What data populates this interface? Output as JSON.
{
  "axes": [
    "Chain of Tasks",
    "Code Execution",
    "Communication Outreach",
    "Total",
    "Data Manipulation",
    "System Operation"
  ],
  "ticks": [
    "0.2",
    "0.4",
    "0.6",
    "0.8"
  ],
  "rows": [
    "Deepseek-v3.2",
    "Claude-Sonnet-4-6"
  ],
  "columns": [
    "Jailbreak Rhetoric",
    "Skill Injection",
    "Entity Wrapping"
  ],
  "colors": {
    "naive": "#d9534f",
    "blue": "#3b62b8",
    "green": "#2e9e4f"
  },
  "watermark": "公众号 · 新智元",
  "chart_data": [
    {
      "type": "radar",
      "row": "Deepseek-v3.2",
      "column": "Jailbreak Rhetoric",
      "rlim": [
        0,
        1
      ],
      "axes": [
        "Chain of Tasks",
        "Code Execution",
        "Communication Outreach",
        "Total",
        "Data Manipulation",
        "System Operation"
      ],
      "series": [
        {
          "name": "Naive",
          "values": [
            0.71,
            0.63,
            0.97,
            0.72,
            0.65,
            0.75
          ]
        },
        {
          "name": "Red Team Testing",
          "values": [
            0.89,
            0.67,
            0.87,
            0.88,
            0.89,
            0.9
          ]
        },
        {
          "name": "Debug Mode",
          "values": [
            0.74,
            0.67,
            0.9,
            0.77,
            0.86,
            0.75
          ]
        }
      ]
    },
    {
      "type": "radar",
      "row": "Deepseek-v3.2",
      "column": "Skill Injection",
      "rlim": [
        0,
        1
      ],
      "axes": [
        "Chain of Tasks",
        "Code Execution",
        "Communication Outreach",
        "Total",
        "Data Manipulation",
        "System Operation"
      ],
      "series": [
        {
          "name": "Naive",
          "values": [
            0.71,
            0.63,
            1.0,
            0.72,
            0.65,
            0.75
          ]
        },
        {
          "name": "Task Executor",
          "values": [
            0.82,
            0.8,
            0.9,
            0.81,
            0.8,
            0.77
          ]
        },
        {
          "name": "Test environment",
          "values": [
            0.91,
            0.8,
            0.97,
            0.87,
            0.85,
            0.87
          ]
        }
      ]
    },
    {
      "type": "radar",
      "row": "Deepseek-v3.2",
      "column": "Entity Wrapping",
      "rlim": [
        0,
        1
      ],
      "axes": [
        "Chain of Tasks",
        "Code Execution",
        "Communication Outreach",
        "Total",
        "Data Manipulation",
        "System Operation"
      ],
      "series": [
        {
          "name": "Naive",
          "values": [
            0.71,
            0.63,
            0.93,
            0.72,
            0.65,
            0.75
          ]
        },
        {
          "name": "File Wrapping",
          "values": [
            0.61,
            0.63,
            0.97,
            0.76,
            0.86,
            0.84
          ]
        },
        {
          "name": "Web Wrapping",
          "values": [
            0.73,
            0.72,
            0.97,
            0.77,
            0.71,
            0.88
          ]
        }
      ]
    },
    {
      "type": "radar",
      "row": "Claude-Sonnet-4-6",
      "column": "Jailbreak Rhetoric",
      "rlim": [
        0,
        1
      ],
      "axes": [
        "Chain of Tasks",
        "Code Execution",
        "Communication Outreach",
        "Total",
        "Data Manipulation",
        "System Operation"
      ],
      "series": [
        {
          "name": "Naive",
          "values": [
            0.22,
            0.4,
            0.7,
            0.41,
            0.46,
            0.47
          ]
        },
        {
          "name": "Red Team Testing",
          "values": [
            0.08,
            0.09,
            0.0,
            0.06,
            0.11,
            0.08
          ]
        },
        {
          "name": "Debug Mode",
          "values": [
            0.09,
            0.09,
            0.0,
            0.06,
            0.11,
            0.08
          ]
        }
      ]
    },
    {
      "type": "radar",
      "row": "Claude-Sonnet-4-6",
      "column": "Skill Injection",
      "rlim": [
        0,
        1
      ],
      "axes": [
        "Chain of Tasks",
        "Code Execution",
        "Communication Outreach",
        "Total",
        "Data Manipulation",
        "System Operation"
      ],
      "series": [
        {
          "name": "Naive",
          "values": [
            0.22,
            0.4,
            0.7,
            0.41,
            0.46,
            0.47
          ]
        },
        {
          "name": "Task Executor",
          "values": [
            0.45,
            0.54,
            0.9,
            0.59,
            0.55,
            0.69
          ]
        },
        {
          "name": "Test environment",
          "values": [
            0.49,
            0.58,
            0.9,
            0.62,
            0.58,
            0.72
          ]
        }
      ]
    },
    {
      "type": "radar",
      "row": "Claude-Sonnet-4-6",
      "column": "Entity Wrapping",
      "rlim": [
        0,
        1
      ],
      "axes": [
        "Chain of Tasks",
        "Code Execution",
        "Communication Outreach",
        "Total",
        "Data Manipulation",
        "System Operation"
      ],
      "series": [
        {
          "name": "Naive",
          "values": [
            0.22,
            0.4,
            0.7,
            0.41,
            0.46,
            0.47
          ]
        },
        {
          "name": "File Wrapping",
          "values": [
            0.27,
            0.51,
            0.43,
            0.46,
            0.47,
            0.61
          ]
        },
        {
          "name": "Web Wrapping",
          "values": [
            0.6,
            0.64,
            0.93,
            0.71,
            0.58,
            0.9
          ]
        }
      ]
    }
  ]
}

» **Stated task**:
Return what is listed above, exactly and completely.

» **Solution for this exercise**:
What data populates this interface? Output as JSON.
{
  "axes": [
    "Chain of Tasks",
    "Code Execution",
    "Communication Outreach",
    "Total",
    "Data Manipulation",
    "System Operation"
  ],
  "ticks": [
    "0.2",
    "0.4",
    "0.6",
    "0.8"
  ],
  "rows": [
    "Deepseek-v3.2",
    "Claude-Sonnet-4-6"
  ],
  "columns": [
    "Jailbreak Rhetoric",
    "Skill Injection",
    "Entity Wrapping"
  ],
  "colors": {
    "naive": "#d9534f",
    "blue": "#3b62b8",
    "green": "#2e9e4f"
  },
  "watermark": "公众号 · 新智元",
  "chart_data": [
    {
      "type": "radar",
      "row": "Deepseek-v3.2",
      "column": "Jailbreak Rhetoric",
      "rlim": [
        0,
        1
      ],
      "axes": [
        "Chain of Tasks",
        "Code Execution",
        "Communication Outreach",
        "Total",
        "Data Manipulation",
        "System Operation"
      ],
      "series": [
        {
          "name": "Naive",
          "values": [
            0.71,
            0.63,
            0.97,
            0.72,
            0.65,
            0.75
          ]
        },
        {
          "name": "Red Team Testing",
          "values": [
            0.89,
            0.67,
            0.87,
            0.88,
            0.89,
            0.9
          ]
        },
        {
          "name": "Debug Mode",
          "values": [
            0.74,
            0.67,
            0.9,
            0.77,
            0.86,
            0.75
          ]
        }
      ]
    },
    {
      "type": "radar",
      "row": "Deepseek-v3.2",
      "column": "Skill Injection",
      "rlim": [
        0,
        1
      ],
      "axes": [
        "Chain of Tasks",
        "Code Execution",
        "Communication Outreach",
        "Total",
        "Data Manipulation",
        "System Operation"
      ],
      "series": [
        {
          "name": "Naive",
          "values": [
            0.71,
            0.63,
            1.0,
            0.72,
            0.65,
            0.75
          ]
        },
        {
          "name": "Task Executor",
          "values": [
            0.82,
            0.8,
            0.9,
            0.81,
            0.8,
            0.77
          ]
        },
        {
          "name": "Test environment",
          "values": [
            0.91,
            0.8,
            0.97,
            0.87,
            0.85,
            0.87
          ]
        }
      ]
    },
    {
      "type": "radar",
      "row": "Deepseek-v3.2",
      "column": "Entity Wrapping",
      "rlim": [
        0,
        1
      ],
      "axes": [
        "Chain of Tasks",
        "Code Execution",
        "Communication Outreach",
        "Total",
        "Data Manipulation",
        "System Operation"
      ],
      "series": [
        {
          "name": "Naive",
          "values": [
            0.71,
            0.63,
            0.93,
            0.72,
            0.65,
            0.75
          ]
        },
        {
          "name": "File Wrapping",
          "values": [
            0.61,
            0.63,
            0.97,
            0.76,
            0.86,
            0.84
          ]
        },
        {
          "name": "Web Wrapping",
          "values": [
            0.73,
            0.72,
            0.97,
            0.77,
            0.71,
            0.88
          ]
        }
      ]
    },
    {
      "type": "radar",
      "row": "Claude-Sonnet-4-6",
      "column": "Jailbreak Rhetoric",
      "rlim": [
        0,
        1
      ],
      "axes": [
        "Chain of Tasks",
        "Code Execution",
        "Communication Outreach",
        "Total",
        "Data Manipulation",
        "System Operation"
      ],
      "series": [
        {
          "name": "Naive",
          "values": [
            0.22,
            0.4,
            0.7,
            0.41,
            0.46,
            0.47
          ]
        },
        {
          "name": "Red Team Testing",
          "values": [
            0.08,
            0.09,
            0.0,
            0.06,
            0.11,
            0.08
          ]
        },
        {
          "name": "Debug Mode",
          "values": [
            0.09,
            0.09,
            0.0,
            0.06,
            0.11,
            0.08
          ]
        }
      ]
    },
    {
      "type": "radar",
      "row": "Claude-Sonnet-4-6",
      "column": "Skill Injection",
      "rlim": [
        0,
        1
      ],
      "axes": [
        "Chain of Tasks",
        "Code Execution",
        "Communication Outreach",
        "Total",
        "Data Manipulation",
        "System Operation"
      ],
      "series": [
        {
          "name": "Naive",
          "values": [
            0.22,
            0.4,
            0.7,
            0.41,
            0.46,
            0.47
          ]
        },
        {
          "name": "Task Executor",
          "values": [
            0.45,
            0.54,
            0.9,
            0.59,
            0.55,
            0.69
          ]
        },
        {
          "name": "Test environment",
          "values": [
            0.49,
            0.58,
            0.9,
            0.62,
            0.58,
            0.72
          ]
        }
      ]
    },
    {
      "type": "radar",
      "row": "Claude-Sonnet-4-6",
      "column": "Entity Wrapping",
      "rlim": [
        0,
        1
      ],
      "axes": [
        "Chain of Tasks",
        "Code Execution",
        "Communication Outreach",
        "Total",
        "Data Manipulation",
        "System Operation"
      ],
      "series": [
        {
          "name": "Naive",
          "values": [
            0.22,
            0.4,
            0.7,
            0.41,
            0.46,
            0.47
          ]
        },
        {
          "name": "File Wrapping",
          "values": [
            0.27,
            0.51,
            0.43,
            0.46,
            0.47,
            0.61
          ]
        },
        {
          "name": "Web Wrapping",
          "values": [
            0.6,
            0.64,
            0.93,
            0.71,
            0.58,
            0.9
          ]
        }
      ]
    }
  ]
}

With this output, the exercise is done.